## YOUR INSTRUCTIONS:
In the listing below, locate the lines that hold the string "from". Copy those lines.

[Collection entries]
========

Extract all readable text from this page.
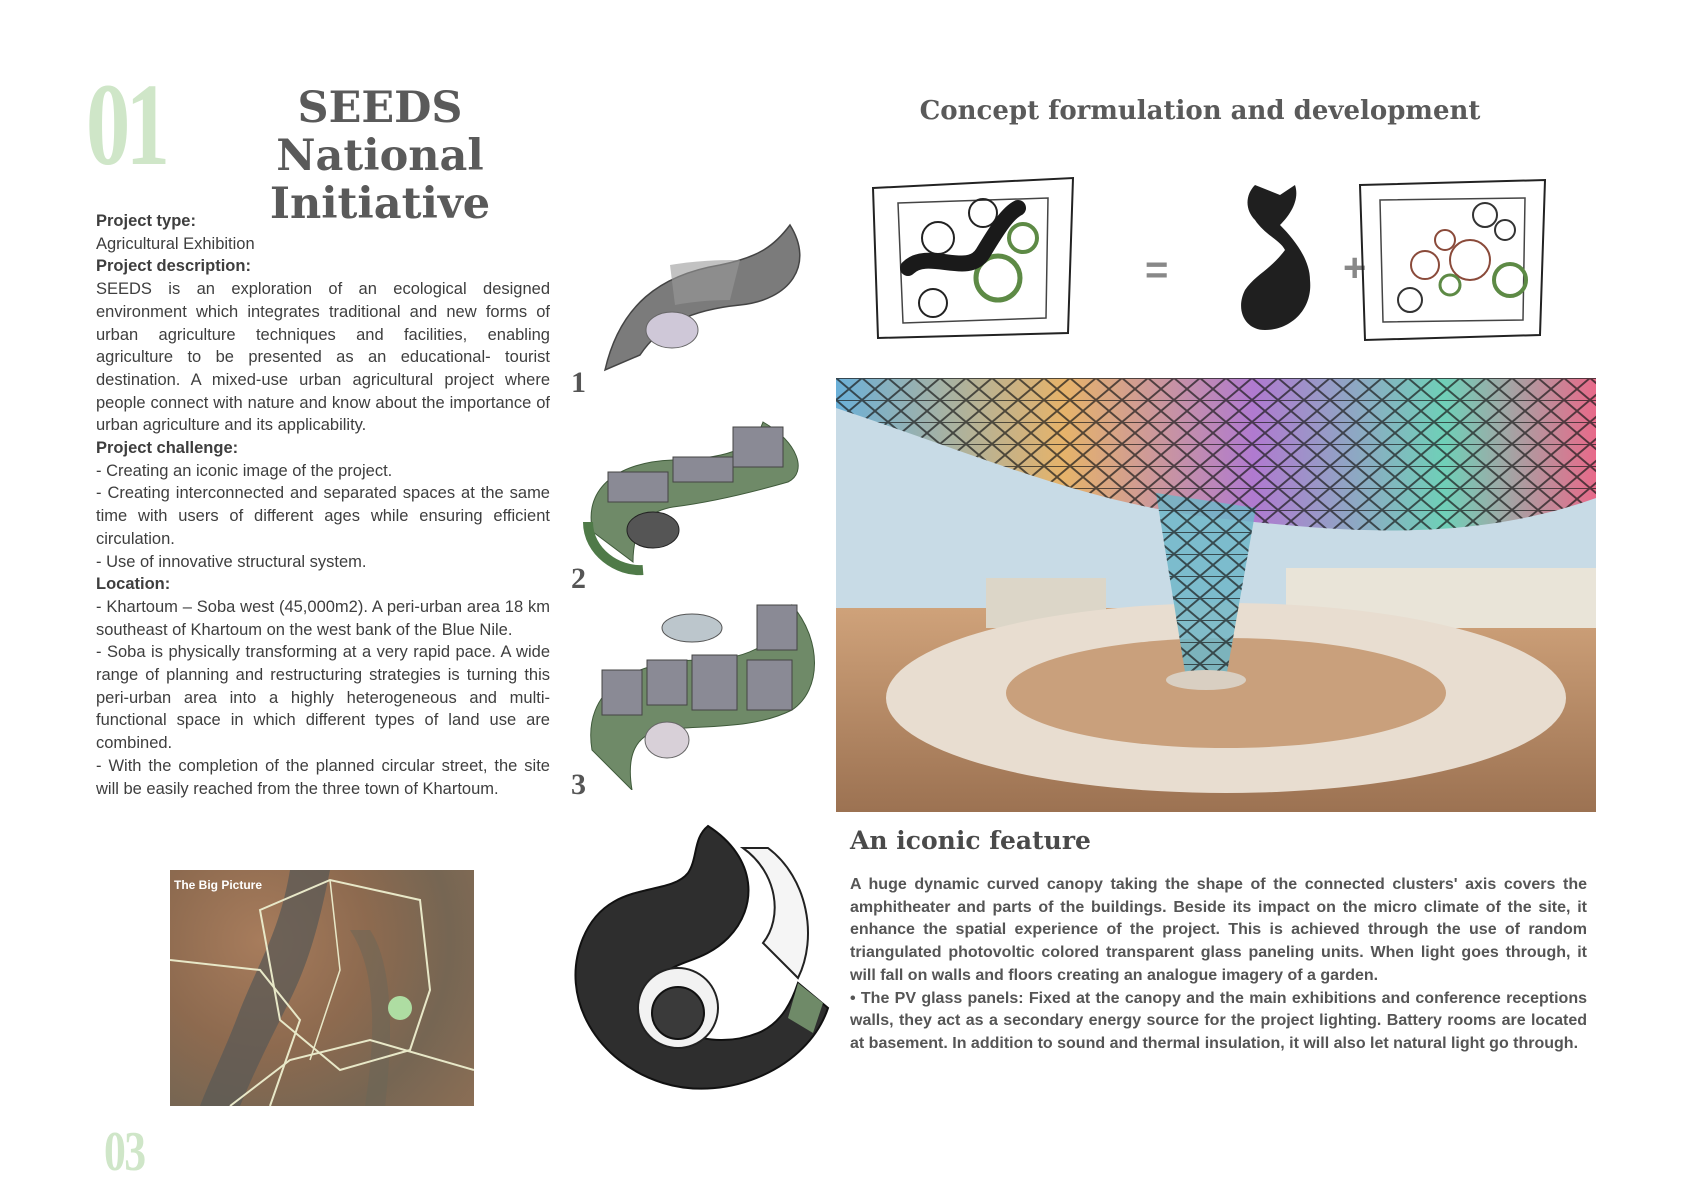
01	SEEDS National
Initiative
Concept formulation and development

Project type:

Agricultural Exhibition

Project description:

SEEDS is an exploration of an ecological designed environment which integrates traditional and new forms of urban agriculture techniques and facilities, enabling agriculture to be presented as an educational- tourist destination. A mixed-use urban agricultural project where people connect with nature and know about the importance of urban agriculture and its applicability.

Project challenge:

- Creating an iconic image of the project.

- Creating interconnected and separated spaces at the same time with users of different ages while ensuring efficient circulation.

- Use of innovative structural system.

Location:

- Khartoum – Soba west (45,000m2). A peri-urban area 18 km southeast of Khartoum on the west bank of the Blue Nile.

- Soba is physically transforming at a very rapid pace. A wide range of planning and restructuring strategies is turning this peri-urban area into a highly heterogeneous and multi-functional space in which different types of land use are combined.

- With the completion of the planned circular street, the site will be easily reached from the three town of Khartoum.

The Big Picture
1
2
3
=	+
An iconic feature

A huge dynamic curved canopy taking the shape of the connected clusters' axis covers the amphitheater and parts of the buildings. Beside its impact on the micro climate of the site, it enhance the spatial experience of the project. This is achieved through the use of random triangulated photovoltic colored transparent glass paneling units. When light goes through, it will fall on walls and floors creating an analogue imagery of a garden.

• The PV glass panels: Fixed at the canopy and the main exhibitions and conference receptions walls, they act as a secondary energy source for the project lighting. Battery rooms are located at basement. In addition to sound and thermal insulation, it will also let natural light go through.

03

========

## THE REPLY:
Extract all readable text from this page.
- With the completion of the planned circular street, the site will be easily reached from the three town of Khartoum.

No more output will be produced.